### Problem description
Wherever the word "drwxr" appears in a line, copy that line.

** BEGIN Data rows **

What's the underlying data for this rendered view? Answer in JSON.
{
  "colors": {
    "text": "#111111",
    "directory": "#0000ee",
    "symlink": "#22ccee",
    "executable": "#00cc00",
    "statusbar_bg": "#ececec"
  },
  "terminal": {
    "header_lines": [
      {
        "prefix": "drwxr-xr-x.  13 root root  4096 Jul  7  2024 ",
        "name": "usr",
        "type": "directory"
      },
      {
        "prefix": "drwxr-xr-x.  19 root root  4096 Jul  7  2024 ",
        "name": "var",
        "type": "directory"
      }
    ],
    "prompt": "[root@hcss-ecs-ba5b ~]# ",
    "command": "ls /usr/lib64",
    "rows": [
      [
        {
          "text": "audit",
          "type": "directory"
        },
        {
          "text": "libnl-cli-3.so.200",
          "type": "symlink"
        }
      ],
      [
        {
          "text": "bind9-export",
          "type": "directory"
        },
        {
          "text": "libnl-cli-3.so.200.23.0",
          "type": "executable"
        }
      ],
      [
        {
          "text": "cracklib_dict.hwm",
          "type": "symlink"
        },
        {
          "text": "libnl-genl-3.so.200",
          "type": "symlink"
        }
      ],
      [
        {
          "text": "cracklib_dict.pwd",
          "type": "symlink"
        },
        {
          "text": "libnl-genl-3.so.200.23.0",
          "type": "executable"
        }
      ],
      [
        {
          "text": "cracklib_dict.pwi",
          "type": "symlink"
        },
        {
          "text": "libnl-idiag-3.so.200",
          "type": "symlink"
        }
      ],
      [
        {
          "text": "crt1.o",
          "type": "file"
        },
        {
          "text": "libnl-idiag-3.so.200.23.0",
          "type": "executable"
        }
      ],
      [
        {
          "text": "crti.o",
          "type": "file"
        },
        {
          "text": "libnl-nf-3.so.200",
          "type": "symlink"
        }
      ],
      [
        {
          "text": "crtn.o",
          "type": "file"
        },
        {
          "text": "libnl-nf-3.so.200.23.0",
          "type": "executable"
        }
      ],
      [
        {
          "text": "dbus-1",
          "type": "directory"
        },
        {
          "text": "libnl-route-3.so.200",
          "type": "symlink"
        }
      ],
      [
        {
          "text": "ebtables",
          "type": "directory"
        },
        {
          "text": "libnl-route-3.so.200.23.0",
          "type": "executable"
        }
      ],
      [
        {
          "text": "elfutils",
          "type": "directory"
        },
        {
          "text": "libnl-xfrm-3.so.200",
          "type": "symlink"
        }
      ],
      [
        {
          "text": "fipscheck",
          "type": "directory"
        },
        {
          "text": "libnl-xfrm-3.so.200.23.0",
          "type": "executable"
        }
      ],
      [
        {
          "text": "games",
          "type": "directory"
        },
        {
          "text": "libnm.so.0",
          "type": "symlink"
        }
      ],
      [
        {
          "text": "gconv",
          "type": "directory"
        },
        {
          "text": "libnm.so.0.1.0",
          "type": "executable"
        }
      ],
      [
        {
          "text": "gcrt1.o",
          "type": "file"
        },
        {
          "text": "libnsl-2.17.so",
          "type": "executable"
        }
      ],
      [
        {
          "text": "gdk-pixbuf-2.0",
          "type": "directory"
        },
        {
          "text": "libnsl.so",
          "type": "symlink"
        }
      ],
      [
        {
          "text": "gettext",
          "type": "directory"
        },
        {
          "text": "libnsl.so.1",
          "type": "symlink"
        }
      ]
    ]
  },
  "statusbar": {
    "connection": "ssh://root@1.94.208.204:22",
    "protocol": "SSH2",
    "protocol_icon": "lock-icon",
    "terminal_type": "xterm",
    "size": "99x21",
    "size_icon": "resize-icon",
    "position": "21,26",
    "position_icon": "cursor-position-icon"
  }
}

** END Data rows **

### Task output
        "prefix": "drwxr-xr-x.  13 root root  4096 Jul  7  2024 ",
        "prefix": "drwxr-xr-x.  19 root root  4096 Jul  7  2024 ",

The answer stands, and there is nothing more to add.